**PROBLEM DESCRIPTION**:
Convert every line of the records below into a JSON list of strings, one string per line, leaving out any blank lines.

** begin DATASET ROWS **

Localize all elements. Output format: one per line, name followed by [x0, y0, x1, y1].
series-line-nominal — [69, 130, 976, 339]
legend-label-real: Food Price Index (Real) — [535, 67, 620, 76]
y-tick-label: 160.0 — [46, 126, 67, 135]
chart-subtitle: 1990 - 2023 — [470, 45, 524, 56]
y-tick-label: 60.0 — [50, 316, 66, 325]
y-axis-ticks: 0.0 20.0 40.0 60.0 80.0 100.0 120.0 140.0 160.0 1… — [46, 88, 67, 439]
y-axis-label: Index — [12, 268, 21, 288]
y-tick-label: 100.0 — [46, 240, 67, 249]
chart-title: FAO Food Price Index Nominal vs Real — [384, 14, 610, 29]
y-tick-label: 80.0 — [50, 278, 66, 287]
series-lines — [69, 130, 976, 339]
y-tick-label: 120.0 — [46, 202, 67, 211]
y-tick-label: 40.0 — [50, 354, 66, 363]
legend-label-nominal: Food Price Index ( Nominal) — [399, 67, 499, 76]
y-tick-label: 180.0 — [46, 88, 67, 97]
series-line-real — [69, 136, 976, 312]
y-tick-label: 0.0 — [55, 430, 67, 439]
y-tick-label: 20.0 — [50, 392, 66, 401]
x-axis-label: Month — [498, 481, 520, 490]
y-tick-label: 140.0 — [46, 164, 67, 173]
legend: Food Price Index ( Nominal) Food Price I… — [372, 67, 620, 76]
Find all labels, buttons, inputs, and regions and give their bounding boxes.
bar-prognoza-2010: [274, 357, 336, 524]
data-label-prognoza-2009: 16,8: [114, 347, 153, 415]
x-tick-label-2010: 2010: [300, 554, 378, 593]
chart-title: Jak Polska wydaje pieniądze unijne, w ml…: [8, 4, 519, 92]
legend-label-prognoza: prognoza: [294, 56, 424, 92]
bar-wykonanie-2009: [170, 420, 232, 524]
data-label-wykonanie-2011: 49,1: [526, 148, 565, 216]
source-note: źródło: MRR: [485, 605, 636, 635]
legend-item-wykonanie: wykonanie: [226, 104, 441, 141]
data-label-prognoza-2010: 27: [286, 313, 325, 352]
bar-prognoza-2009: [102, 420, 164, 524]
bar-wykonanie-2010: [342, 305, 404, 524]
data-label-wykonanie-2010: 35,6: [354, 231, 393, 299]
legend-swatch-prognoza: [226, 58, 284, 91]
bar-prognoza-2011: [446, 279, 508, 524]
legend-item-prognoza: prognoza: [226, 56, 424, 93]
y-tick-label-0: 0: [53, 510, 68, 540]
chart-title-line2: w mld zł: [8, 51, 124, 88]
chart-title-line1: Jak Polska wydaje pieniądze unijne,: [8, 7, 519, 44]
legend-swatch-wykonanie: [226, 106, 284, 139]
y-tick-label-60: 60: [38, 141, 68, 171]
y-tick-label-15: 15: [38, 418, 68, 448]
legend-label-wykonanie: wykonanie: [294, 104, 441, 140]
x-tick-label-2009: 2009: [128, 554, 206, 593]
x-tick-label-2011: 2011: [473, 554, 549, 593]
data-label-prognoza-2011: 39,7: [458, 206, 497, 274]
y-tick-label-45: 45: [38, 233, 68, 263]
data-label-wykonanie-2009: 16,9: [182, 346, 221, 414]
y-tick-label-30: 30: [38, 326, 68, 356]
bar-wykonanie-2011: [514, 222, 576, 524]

** end DATASET ROWS **

**RESPONSE TO THE EXERCISE**:
[
  "Localize all elements. Output format: one per line, name followed by [x0, y0, x1, y1].",
  "series-line-nominal — [69, 130, 976, 339]",
  "legend-label-real: Food Price Index (Real) — [535, 67, 620, 76]",
  "y-tick-label: 160.0 — [46, 126, 67, 135]",
  "chart-subtitle: 1990 - 2023 — [470, 45, 524, 56]",
  "y-tick-label: 60.0 — [50, 316, 66, 325]",
  "y-axis-ticks: 0.0 20.0 40.0 60.0 80.0 100.0 120.0 140.0 160.0 1… — [46, 88, 67, 439]",
  "y-axis-label: Index — [12, 268, 21, 288]",
  "y-tick-label: 100.0 — [46, 240, 67, 249]",
  "chart-title: FAO Food Price Index Nominal vs Real — [384, 14, 610, 29]",
  "y-tick-label: 80.0 — [50, 278, 66, 287]",
  "series-lines — [69, 130, 976, 339]",
  "y-tick-label: 120.0 — [46, 202, 67, 211]",
  "y-tick-label: 40.0 — [50, 354, 66, 363]",
  "legend-label-nominal: Food Price Index ( Nominal) — [399, 67, 499, 76]",
  "y-tick-label: 180.0 — [46, 88, 67, 97]",
  "series-line-real — [69, 136, 976, 312]",
  "y-tick-label: 0.0 — [55, 430, 67, 439]",
  "y-tick-label: 20.0 — [50, 392, 66, 401]",
  "x-axis-label: Month — [498, 481, 520, 490]",
  "y-tick-label: 140.0 — [46, 164, 67, 173]",
  "legend: Food Price Index ( Nominal) Food Price I… — [372, 67, 620, 76]",
  "Find all labels, buttons, inputs, and regions and give their bounding boxes.",
  "bar-prognoza-2010: [274, 357, 336, 524]",
  "data-label-prognoza-2009: 16,8: [114, 347, 153, 415]",
  "x-tick-label-2010: 2010: [300, 554, 378, 593]",
  "chart-title: Jak Polska wydaje pieniądze unijne, w ml…: [8, 4, 519, 92]",
  "legend-label-prognoza: prognoza: [294, 56, 424, 92]",
  "bar-wykonanie-2009: [170, 420, 232, 524]",
  "data-label-wykonanie-2011: 49,1: [526, 148, 565, 216]",
  "source-note: źródło: MRR: [485, 605, 636, 635]",
  "legend-item-wykonanie: wykonanie: [226, 104, 441, 141]",
  "data-label-prognoza-2010: 27: [286, 313, 325, 352]",
  "bar-prognoza-2009: [102, 420, 164, 524]",
  "bar-wykonanie-2010: [342, 305, 404, 524]",
  "data-label-wykonanie-2010: 35,6: [354, 231, 393, 299]",
  "legend-swatch-prognoza: [226, 58, 284, 91]",
  "bar-prognoza-2011: [446, 279, 508, 524]",
  "legend-item-prognoza: prognoza: [226, 56, 424, 93]",
  "y-tick-label-0: 0: [53, 510, 68, 540]",
  "chart-title-line2: w mld zł: [8, 51, 124, 88]",
  "chart-title-line1: Jak Polska wydaje pieniądze unijne,: [8, 7, 519, 44]",
  "legend-swatch-wykonanie: [226, 106, 284, 139]",
  "y-tick-label-60: 60: [38, 141, 68, 171]",
  "y-tick-label-15: 15: [38, 418, 68, 448]",
  "legend-label-wykonanie: wykonanie: [294, 104, 441, 140]",
  "x-tick-label-2009: 2009: [128, 554, 206, 593]",
  "x-tick-label-2011: 2011: [473, 554, 549, 593]",
  "data-label-prognoza-2011: 39,7: [458, 206, 497, 274]",
  "y-tick-label-45: 45: [38, 233, 68, 263]",
  "data-label-wykonanie-2009: 16,9: [182, 346, 221, 414]",
  "y-tick-label-30: 30: [38, 326, 68, 356]",
  "bar-wykonanie-2011: [514, 222, 576, 524]"
]